WORK TO BE COMPLETED:
Convert the lines below, from the first one through the line holding "- mouse-cursor-icon: [576, 448, 584, 459]", inclusive, into a JSON list of strings with one string per line, leaving out any blank lines.
(begin)
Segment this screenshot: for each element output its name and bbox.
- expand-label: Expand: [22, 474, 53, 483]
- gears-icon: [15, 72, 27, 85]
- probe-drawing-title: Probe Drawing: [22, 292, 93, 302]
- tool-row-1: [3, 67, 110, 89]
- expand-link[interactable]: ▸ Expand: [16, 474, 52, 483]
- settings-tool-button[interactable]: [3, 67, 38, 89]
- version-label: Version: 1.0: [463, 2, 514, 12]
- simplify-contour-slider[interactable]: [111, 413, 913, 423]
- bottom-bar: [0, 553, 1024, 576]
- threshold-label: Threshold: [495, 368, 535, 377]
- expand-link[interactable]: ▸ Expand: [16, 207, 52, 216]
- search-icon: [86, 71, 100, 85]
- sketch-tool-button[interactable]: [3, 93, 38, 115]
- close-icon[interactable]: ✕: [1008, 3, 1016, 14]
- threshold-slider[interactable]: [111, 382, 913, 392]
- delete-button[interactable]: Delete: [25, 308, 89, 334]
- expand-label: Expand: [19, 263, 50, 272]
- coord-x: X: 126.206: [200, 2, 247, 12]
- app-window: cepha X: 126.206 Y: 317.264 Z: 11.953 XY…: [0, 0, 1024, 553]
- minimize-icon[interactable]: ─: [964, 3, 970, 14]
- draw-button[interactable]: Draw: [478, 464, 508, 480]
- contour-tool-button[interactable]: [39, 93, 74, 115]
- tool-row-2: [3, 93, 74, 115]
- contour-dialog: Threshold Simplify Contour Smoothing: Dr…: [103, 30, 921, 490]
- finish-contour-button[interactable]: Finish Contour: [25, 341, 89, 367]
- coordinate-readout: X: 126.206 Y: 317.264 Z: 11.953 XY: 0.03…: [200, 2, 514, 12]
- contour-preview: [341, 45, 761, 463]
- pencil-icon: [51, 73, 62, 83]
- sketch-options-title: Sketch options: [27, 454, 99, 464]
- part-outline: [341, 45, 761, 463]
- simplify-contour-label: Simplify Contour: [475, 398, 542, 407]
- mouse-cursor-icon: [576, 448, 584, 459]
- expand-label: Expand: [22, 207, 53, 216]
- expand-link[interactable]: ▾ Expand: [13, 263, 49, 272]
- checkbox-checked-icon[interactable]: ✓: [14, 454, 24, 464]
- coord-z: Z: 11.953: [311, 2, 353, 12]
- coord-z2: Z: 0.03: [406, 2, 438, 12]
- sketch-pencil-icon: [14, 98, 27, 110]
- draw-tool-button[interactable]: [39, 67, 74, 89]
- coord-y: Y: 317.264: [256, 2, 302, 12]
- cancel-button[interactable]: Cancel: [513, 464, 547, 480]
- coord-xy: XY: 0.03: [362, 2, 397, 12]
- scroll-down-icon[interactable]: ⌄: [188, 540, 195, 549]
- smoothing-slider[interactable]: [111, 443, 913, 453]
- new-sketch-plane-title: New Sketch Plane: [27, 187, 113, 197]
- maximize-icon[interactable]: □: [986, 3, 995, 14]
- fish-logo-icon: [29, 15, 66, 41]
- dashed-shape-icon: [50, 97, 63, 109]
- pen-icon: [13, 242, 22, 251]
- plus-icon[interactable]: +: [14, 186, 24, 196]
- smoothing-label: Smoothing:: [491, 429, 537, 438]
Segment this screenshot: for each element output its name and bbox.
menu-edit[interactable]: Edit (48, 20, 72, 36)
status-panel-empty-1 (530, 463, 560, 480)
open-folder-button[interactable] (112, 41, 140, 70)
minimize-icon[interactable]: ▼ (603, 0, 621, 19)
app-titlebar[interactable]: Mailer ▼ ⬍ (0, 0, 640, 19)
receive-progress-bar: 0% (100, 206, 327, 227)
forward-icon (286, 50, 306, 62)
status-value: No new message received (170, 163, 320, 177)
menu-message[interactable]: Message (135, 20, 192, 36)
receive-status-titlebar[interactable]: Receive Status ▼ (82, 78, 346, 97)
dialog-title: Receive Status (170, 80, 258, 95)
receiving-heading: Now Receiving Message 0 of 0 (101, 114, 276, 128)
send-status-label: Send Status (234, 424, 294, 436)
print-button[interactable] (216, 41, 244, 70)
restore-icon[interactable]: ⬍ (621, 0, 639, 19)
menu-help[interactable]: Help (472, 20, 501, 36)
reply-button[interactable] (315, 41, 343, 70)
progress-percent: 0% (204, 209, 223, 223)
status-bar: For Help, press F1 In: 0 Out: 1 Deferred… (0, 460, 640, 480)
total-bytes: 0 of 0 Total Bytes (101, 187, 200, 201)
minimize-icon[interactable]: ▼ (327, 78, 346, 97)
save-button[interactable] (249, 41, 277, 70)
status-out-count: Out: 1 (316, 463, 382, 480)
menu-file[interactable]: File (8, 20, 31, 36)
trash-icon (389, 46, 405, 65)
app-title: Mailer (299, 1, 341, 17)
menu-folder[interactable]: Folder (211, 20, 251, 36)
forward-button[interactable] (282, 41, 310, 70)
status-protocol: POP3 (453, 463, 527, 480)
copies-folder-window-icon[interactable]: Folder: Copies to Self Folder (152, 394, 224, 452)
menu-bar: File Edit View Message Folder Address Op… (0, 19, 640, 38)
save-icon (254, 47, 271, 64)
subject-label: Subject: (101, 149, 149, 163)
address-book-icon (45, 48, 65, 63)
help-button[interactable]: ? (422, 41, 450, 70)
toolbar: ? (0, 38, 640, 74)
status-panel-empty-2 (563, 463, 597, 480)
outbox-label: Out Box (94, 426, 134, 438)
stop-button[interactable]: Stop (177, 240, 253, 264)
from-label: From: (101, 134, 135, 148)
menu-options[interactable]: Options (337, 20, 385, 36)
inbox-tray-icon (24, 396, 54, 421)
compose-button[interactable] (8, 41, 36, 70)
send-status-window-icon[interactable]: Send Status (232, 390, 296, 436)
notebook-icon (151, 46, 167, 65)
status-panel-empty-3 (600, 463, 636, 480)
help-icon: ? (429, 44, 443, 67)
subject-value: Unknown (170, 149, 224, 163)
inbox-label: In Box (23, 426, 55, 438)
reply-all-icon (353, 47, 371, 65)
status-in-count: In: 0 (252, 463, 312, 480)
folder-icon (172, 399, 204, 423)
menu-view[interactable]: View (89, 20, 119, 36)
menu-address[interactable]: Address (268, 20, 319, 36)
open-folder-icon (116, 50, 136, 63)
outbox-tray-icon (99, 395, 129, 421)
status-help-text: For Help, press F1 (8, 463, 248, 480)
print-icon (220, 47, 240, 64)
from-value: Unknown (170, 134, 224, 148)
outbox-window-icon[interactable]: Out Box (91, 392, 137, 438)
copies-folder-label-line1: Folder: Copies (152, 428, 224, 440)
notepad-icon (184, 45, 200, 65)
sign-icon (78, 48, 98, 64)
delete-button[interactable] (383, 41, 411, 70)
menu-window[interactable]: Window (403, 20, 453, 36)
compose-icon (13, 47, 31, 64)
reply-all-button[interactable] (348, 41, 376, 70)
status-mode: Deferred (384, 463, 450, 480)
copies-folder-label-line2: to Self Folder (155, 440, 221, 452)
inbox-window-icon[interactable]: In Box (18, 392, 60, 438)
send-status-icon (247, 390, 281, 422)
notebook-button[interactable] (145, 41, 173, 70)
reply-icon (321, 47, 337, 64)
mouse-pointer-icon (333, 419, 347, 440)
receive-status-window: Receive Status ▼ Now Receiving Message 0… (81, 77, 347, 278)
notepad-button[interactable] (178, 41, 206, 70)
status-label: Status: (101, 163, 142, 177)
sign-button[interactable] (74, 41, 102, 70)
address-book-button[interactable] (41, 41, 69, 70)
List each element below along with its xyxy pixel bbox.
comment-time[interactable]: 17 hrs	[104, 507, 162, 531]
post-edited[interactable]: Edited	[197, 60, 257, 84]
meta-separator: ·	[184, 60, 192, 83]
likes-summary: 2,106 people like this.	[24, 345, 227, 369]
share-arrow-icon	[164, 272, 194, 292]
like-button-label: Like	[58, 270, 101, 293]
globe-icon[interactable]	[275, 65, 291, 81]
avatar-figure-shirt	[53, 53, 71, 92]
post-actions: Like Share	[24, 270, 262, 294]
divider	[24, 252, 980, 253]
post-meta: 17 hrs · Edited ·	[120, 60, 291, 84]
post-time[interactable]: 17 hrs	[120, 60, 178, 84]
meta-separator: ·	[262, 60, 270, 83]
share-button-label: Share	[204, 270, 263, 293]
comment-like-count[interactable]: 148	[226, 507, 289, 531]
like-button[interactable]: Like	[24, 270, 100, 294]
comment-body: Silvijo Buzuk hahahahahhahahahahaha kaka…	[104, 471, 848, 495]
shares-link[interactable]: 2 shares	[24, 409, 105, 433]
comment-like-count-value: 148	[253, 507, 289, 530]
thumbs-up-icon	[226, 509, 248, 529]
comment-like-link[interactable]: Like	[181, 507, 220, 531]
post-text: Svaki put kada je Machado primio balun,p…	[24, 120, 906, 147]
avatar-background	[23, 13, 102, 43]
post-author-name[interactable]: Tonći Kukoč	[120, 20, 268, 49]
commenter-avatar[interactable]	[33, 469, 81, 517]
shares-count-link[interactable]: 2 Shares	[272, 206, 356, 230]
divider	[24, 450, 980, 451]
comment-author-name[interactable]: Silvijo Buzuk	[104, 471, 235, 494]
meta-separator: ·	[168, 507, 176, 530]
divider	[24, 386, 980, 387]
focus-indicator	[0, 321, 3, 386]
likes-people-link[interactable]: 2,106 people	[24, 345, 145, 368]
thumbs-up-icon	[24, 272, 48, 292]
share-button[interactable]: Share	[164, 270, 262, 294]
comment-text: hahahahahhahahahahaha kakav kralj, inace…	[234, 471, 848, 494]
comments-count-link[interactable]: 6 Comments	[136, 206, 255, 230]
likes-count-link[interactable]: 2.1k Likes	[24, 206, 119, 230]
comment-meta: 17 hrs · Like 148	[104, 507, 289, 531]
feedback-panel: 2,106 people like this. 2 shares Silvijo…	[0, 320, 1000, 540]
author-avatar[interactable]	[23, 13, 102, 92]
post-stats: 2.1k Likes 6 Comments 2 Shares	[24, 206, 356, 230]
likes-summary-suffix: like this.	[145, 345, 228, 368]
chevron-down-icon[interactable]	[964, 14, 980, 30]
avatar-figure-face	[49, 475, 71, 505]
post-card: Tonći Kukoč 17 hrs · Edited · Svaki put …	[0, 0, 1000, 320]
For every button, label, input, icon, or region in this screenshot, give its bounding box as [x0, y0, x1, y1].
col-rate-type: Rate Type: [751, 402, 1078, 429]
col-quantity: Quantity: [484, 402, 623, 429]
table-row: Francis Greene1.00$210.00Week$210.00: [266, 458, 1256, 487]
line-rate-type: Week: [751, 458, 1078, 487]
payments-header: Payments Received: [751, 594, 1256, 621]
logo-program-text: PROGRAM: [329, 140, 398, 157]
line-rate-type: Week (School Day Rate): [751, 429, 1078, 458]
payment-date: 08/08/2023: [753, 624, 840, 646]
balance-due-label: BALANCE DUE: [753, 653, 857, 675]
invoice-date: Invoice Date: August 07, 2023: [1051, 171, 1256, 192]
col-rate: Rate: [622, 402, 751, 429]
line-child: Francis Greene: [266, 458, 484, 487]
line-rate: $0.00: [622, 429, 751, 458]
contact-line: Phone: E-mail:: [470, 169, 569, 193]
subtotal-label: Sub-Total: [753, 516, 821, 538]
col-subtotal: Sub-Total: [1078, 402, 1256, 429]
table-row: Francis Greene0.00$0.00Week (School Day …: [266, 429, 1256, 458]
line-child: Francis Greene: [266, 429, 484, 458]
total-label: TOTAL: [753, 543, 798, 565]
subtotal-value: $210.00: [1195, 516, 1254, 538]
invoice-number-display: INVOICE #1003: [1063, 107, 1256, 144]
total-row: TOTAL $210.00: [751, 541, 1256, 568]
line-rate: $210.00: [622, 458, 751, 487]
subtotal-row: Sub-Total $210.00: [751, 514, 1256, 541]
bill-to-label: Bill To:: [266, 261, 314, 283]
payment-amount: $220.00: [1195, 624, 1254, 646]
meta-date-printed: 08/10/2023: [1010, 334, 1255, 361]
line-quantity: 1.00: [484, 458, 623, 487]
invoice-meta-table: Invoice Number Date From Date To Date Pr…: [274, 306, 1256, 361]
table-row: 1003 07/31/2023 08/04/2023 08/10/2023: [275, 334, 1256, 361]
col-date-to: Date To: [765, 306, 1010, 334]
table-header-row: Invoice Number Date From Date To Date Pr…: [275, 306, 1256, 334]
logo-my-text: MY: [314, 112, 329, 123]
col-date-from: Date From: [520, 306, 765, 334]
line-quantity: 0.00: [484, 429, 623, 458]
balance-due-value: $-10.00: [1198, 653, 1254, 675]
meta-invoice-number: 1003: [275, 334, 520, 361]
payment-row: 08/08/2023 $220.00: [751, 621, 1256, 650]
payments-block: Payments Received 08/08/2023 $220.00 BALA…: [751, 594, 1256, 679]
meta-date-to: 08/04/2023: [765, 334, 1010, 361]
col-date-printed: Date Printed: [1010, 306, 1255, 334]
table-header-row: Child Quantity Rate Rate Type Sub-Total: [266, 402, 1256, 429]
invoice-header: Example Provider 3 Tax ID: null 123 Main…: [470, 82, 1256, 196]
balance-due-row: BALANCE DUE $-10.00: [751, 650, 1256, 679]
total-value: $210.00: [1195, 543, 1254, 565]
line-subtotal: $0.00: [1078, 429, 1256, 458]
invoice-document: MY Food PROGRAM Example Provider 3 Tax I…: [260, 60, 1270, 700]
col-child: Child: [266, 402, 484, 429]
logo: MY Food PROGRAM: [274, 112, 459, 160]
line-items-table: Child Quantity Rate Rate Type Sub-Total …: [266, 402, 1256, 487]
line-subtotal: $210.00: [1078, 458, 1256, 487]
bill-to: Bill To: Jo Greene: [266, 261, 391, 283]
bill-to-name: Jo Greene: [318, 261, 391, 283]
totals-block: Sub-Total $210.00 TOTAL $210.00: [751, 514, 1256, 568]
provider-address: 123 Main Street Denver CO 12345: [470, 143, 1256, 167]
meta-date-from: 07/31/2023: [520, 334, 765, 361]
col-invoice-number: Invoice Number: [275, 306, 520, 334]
(end)
EXPECTED OUTPUT:
[
  "Segment this screenshot: for each element output its name and bbox.",
  "- expand-label: Expand: [22, 474, 53, 483]",
  "- gears-icon: [15, 72, 27, 85]",
  "- probe-drawing-title: Probe Drawing: [22, 292, 93, 302]",
  "- tool-row-1: [3, 67, 110, 89]",
  "- expand-link[interactable]: ▸ Expand: [16, 474, 52, 483]",
  "- settings-tool-button[interactable]: [3, 67, 38, 89]",
  "- version-label: Version: 1.0: [463, 2, 514, 12]",
  "- simplify-contour-slider[interactable]: [111, 413, 913, 423]",
  "- bottom-bar: [0, 553, 1024, 576]",
  "- threshold-label: Threshold: [495, 368, 535, 377]",
  "- expand-link[interactable]: ▸ Expand: [16, 207, 52, 216]",
  "- search-icon: [86, 71, 100, 85]",
  "- sketch-tool-button[interactable]: [3, 93, 38, 115]",
  "- close-icon[interactable]: ✕: [1008, 3, 1016, 14]",
  "- threshold-slider[interactable]: [111, 382, 913, 392]",
  "- delete-button[interactable]: Delete: [25, 308, 89, 334]",
  "- expand-label: Expand: [19, 263, 50, 272]",
  "- coord-x: X: 126.206: [200, 2, 247, 12]",
  "- app-window: cepha X: 126.206 Y: 317.264 Z: 11.953 XY…: [0, 0, 1024, 553]",
  "- minimize-icon[interactable]: ─: [964, 3, 970, 14]",
  "- draw-button[interactable]: Draw: [478, 464, 508, 480]",
  "- contour-tool-button[interactable]: [39, 93, 74, 115]",
  "- tool-row-2: [3, 93, 74, 115]",
  "- contour-dialog: Threshold Simplify Contour Smoothing: Dr…: [103, 30, 921, 490]",
  "- finish-contour-button[interactable]: Finish Contour: [25, 341, 89, 367]",
  "- coordinate-readout: X: 126.206 Y: 317.264 Z: 11.953 XY: 0.03…: [200, 2, 514, 12]",
  "- contour-preview: [341, 45, 761, 463]",
  "- pencil-icon: [51, 73, 62, 83]",
  "- sketch-options-title: Sketch options: [27, 454, 99, 464]",
  "- part-outline: [341, 45, 761, 463]",
  "- simplify-contour-label: Simplify Contour: [475, 398, 542, 407]",
  "- mouse-cursor-icon: [576, 448, 584, 459]"
]